*Job:*
Transcribe all of the material below word for word and leave out its pictures.

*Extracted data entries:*

— Begin —

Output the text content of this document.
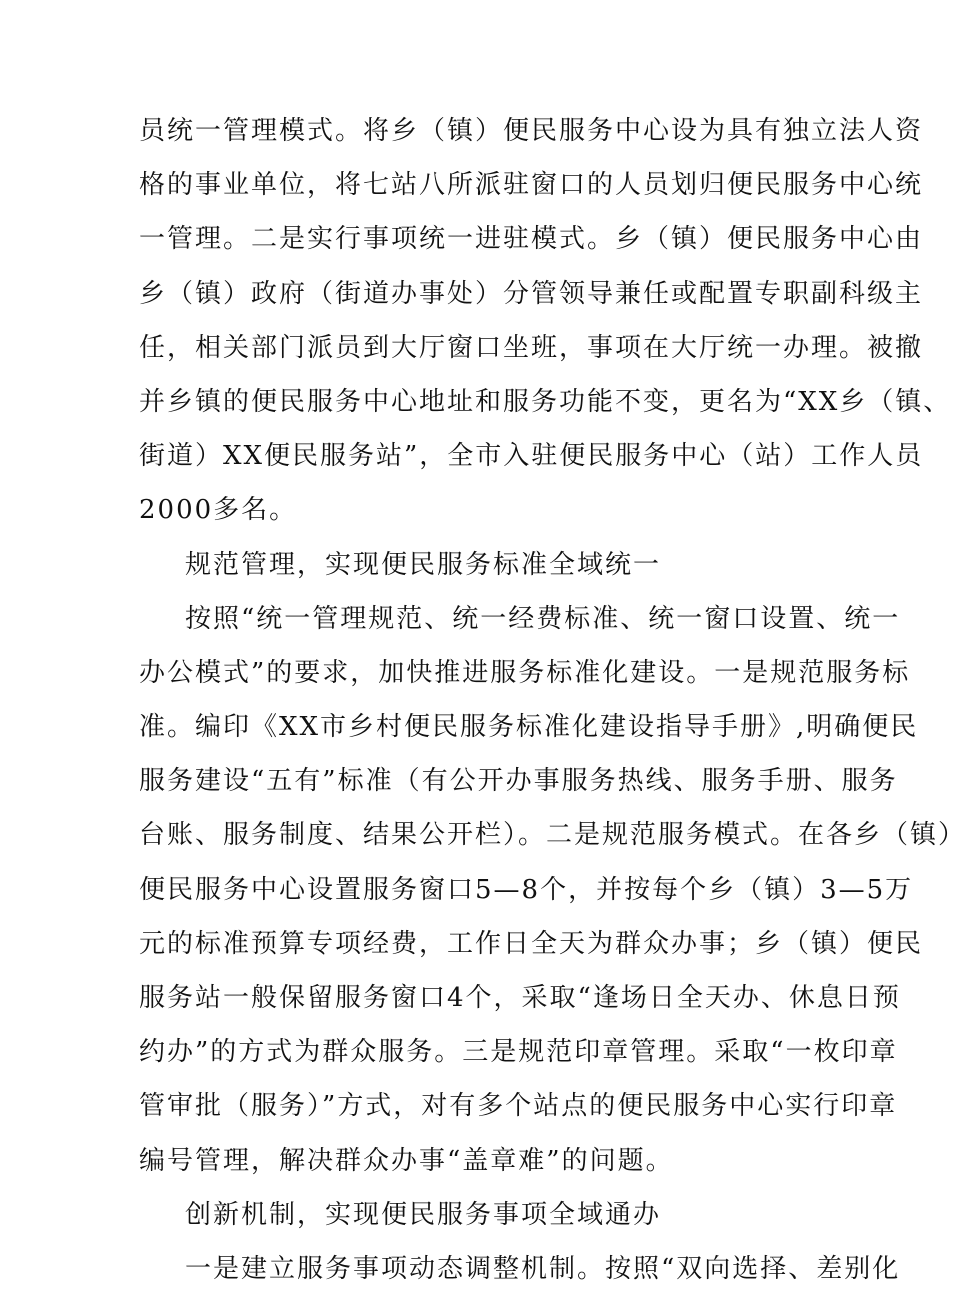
员统一管理模式。将乡（镇）便民服务中心设为具有独立法人资
格的事业单位，将七站八所派驻窗口的人员划归便民服务中心统
一管理。二是实行事项统一进驻模式。乡（镇）便民服务中心由
乡（镇）政府（街道办事处）分管领导兼任或配置专职副科级主
任，相关部门派员到大厅窗口坐班，事项在大厅统一办理。被撤
并乡镇的便民服务中心地址和服务功能不变，更名为“XX乡（镇、
街道）XX便民服务站”，全市入驻便民服务中心（站）工作人员
2000多名。
规范管理，实现便民服务标准全域统一
按照“统一管理规范、统一经费标准、统一窗口设置、统一
办公模式”的要求，加快推进服务标准化建设。一是规范服务标
准。编印《XX市乡村便民服务标准化建设指导手册》,明确便民
服务建设“五有”标准（有公开办事服务热线、服务手册、服务
台账、服务制度、结果公开栏）。二是规范服务模式。在各乡（镇）
便民服务中心设置服务窗口5—8个，并按每个乡（镇）3—5万
元的标准预算专项经费，工作日全天为群众办事；乡（镇）便民
服务站一般保留服务窗口4个，采取“逢场日全天办、休息日预
约办”的方式为群众服务。三是规范印章管理。采取“一枚印章
管审批（服务）”方式，对有多个站点的便民服务中心实行印章
编号管理，解决群众办事“盖章难”的问题。
创新机制，实现便民服务事项全域通办
一是建立服务事项动态调整机制。按照“双向选择、差别化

— End —

*Solution for this task:*
Output the text content of this document.
员统一管理模式。将乡（镇）便民服务中心设为具有独立法人资
格的事业单位，将七站八所派驻窗口的人员划归便民服务中心统
一管理。二是实行事项统一进驻模式。乡（镇）便民服务中心由
乡（镇）政府（街道办事处）分管领导兼任或配置专职副科级主
任，相关部门派员到大厅窗口坐班，事项在大厅统一办理。被撤
并乡镇的便民服务中心地址和服务功能不变，更名为“XX乡（镇、
街道）XX便民服务站”，全市入驻便民服务中心（站）工作人员
2000多名。
规范管理，实现便民服务标准全域统一
按照“统一管理规范、统一经费标准、统一窗口设置、统一
办公模式”的要求，加快推进服务标准化建设。一是规范服务标
准。编印《XX市乡村便民服务标准化建设指导手册》,明确便民
服务建设“五有”标准（有公开办事服务热线、服务手册、服务
台账、服务制度、结果公开栏）。二是规范服务模式。在各乡（镇）
便民服务中心设置服务窗口5—8个，并按每个乡（镇）3—5万
元的标准预算专项经费，工作日全天为群众办事；乡（镇）便民
服务站一般保留服务窗口4个，采取“逢场日全天办、休息日预
约办”的方式为群众服务。三是规范印章管理。采取“一枚印章
管审批（服务）”方式，对有多个站点的便民服务中心实行印章
编号管理，解决群众办事“盖章难”的问题。
创新机制，实现便民服务事项全域通办
一是建立服务事项动态调整机制。按照“双向选择、差别化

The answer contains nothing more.